• _What the task asks_
Check every line below for the word "ylabel" and give only the number of lines where it appears.

======== Extracted information ========

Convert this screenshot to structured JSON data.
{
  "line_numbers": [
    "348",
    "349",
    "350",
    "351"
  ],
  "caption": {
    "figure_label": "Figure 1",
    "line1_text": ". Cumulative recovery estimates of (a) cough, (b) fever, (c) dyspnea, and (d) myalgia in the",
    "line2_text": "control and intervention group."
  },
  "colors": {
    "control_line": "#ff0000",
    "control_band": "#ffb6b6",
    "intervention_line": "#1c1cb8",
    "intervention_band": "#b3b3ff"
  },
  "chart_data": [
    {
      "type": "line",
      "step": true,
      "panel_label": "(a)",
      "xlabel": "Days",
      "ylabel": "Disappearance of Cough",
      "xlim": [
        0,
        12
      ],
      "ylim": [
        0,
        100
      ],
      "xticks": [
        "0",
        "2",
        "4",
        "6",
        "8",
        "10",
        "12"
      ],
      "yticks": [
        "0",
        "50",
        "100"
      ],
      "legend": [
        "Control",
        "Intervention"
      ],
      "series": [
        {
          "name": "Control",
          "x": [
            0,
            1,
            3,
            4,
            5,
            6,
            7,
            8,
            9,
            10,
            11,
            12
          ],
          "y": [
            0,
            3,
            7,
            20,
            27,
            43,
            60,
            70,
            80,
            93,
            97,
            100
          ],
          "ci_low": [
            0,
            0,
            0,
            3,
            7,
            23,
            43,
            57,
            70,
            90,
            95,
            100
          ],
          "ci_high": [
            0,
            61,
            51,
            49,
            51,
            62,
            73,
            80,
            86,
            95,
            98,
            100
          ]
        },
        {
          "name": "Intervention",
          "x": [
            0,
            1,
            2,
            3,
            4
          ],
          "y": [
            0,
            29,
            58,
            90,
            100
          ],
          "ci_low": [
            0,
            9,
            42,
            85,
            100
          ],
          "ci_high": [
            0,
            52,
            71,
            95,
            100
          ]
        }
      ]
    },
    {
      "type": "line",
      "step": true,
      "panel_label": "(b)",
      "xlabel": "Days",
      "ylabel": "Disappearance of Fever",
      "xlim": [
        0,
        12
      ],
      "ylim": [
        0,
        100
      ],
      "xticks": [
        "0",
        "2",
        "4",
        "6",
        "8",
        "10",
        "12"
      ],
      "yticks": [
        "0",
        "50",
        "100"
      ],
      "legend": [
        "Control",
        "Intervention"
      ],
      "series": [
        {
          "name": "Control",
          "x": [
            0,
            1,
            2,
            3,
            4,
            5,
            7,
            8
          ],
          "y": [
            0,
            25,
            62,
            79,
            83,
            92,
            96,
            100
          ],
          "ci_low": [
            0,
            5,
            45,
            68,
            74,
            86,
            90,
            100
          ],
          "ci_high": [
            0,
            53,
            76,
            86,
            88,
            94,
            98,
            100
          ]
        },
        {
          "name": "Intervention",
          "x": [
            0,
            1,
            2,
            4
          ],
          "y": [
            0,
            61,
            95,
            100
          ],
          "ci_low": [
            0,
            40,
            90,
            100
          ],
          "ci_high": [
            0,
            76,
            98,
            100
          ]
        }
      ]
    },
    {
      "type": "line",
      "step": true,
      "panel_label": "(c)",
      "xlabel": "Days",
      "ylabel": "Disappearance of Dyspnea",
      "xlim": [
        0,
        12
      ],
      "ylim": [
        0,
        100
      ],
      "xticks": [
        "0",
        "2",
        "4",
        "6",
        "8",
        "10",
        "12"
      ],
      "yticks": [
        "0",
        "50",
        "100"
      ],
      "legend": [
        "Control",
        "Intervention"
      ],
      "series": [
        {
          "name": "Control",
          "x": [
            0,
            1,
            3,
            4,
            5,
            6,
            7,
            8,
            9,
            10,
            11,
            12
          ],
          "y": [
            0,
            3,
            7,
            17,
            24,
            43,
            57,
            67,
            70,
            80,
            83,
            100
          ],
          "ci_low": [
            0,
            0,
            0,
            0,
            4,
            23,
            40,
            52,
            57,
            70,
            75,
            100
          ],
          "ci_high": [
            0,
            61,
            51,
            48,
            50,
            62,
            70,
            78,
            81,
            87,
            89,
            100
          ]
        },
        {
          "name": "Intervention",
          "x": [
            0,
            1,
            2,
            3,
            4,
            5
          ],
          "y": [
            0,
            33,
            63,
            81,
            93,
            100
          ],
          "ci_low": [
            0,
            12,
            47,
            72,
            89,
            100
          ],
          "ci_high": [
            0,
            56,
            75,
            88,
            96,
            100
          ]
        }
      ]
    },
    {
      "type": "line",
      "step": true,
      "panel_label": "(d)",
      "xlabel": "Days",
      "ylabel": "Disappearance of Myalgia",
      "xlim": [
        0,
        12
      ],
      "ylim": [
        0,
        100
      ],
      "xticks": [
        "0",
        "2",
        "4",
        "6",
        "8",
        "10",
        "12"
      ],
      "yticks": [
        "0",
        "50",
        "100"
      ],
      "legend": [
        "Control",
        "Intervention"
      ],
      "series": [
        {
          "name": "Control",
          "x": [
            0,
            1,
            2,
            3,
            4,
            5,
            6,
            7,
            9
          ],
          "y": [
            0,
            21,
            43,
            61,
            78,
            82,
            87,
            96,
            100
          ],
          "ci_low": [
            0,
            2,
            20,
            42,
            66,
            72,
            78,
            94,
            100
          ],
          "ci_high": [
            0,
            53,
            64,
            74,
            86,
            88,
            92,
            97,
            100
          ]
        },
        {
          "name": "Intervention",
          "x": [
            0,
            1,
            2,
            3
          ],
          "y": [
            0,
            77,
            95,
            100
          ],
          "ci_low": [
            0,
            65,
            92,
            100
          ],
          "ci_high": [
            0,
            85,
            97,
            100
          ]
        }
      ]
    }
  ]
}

========
======== Extracted information ========

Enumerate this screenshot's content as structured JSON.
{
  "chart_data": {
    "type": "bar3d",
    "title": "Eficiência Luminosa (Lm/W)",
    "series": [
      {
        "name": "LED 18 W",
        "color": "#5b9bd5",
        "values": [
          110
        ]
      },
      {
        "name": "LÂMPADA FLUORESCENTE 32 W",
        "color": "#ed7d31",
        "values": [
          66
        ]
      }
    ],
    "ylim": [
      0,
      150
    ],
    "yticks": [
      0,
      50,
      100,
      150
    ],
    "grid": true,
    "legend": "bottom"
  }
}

========

• _Answer to the exercise_
4